Text –
════════════════
# Guitar Punch In



## AdamRave (Sep 11, 2008)

Hello,

My band and I are going to be working on our new EP shortly and i need some advice.

Our studio engineer told me that today it is industry standards to punch in guitars. what he explained was that the guitar player litteraly plays a bar before punching it in to record.
so basicaly its like recording the entire song, chord by chord, note by note.

this sounds all new to me, i've used the punch in/out before to correct errors but not to record an entire song in that system.

hope someone can shed some light and explain it. is this really an industry standard? 

hope to hear back soon!


----------



## AdamRave (Sep 11, 2008)

Paul said:


> The problem with standards is that there are too many of them. :smile:
> 
> The punching in bar by bar technique is available, and often used, but is not required. The best tools to use are the tools that help pull the best performance possible out of the musicians. "Best" is an interpretive term. I prefer playing as much as possible in one pass to get a complete performance with which I am pleased. I'll punch in for few notes when reasonable to correct glaring problems.
════════════════
Required tasks –
a - Could you reproduce the stretch of the guitar punch-in thread from "Our studio engineer" through "hear back soon!"?
b - How many lines of the listing contain the string "axis"? Reply with the number alone.
The guitar punch-in thread has no connection to the listing.

Raw data –
════════════════
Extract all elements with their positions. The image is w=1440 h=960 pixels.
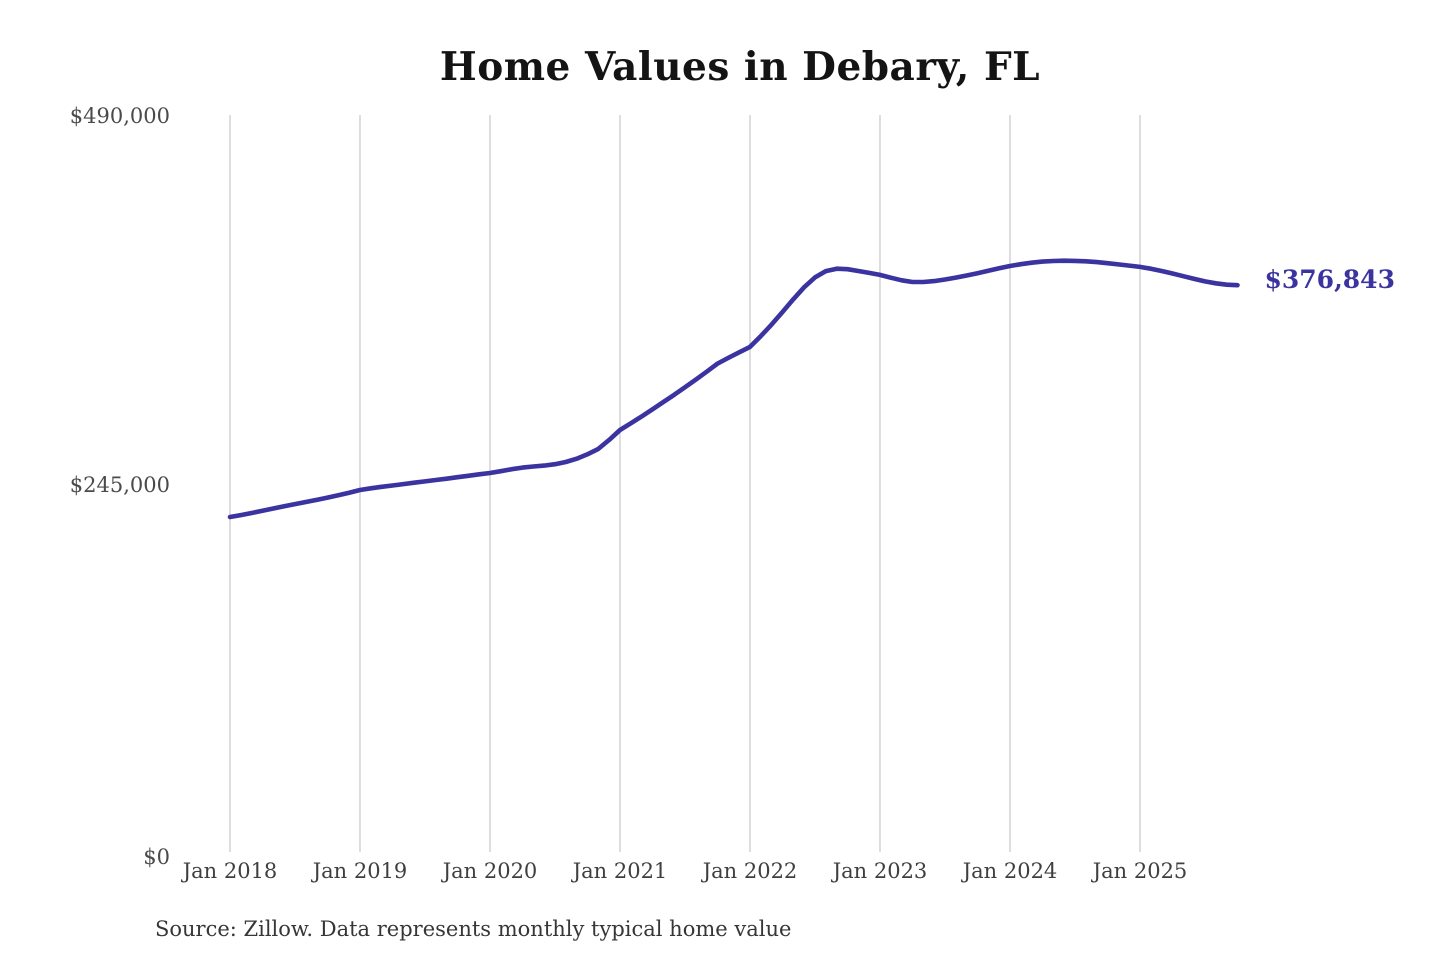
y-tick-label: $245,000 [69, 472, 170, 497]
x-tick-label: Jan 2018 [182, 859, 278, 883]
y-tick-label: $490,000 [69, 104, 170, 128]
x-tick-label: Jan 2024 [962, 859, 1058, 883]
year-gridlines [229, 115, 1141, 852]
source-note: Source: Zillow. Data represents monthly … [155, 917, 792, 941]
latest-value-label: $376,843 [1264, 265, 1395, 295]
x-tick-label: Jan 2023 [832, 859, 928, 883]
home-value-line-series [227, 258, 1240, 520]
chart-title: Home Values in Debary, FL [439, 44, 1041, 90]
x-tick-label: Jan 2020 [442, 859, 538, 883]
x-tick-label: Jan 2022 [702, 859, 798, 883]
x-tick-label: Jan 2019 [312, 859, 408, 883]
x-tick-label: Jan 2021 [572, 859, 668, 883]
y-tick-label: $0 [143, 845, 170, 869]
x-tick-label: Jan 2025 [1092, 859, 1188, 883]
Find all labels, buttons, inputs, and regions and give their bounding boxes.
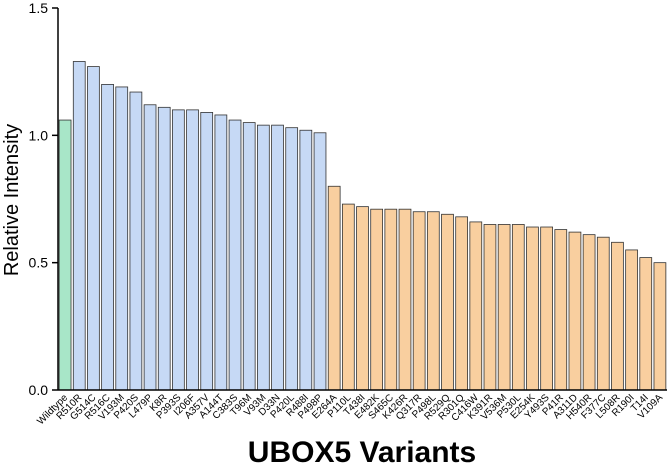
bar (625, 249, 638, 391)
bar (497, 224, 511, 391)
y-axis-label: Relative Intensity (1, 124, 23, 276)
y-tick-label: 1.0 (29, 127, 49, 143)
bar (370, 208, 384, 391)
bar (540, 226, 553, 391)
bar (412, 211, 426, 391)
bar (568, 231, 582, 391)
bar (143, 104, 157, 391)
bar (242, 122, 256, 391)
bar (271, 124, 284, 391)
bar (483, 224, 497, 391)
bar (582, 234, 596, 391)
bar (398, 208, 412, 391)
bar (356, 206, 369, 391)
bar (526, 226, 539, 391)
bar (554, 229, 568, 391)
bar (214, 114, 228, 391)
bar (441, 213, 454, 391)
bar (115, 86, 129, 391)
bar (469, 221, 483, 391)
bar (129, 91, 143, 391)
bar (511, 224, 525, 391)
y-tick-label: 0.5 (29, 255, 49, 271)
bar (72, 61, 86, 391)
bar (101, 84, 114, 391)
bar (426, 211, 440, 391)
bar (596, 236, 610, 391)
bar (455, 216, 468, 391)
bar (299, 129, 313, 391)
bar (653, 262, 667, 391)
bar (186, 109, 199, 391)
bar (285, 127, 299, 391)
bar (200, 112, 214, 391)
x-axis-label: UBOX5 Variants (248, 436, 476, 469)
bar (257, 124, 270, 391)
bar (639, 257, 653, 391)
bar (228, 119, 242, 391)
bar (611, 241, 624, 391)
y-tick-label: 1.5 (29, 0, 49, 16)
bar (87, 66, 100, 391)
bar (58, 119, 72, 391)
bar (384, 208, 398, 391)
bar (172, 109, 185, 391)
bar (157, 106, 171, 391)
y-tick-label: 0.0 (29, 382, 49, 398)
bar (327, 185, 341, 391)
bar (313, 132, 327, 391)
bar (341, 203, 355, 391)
════════════════
Solutions in order –
a -
Our studio engineer told me that today it is industry standards to punch in guitars. what he explained was that the guitar player litteraly plays a bar before punching it in to record.
so basicaly its like recording the entire song, chord by chord, note by note.

this sounds all new to me, i've used the punch in/out before to correct errors but not to record an entire song in that system.

hope someone can shed some light and explain it. is this really an industry standard? 

hope to hear back soon!

b - 2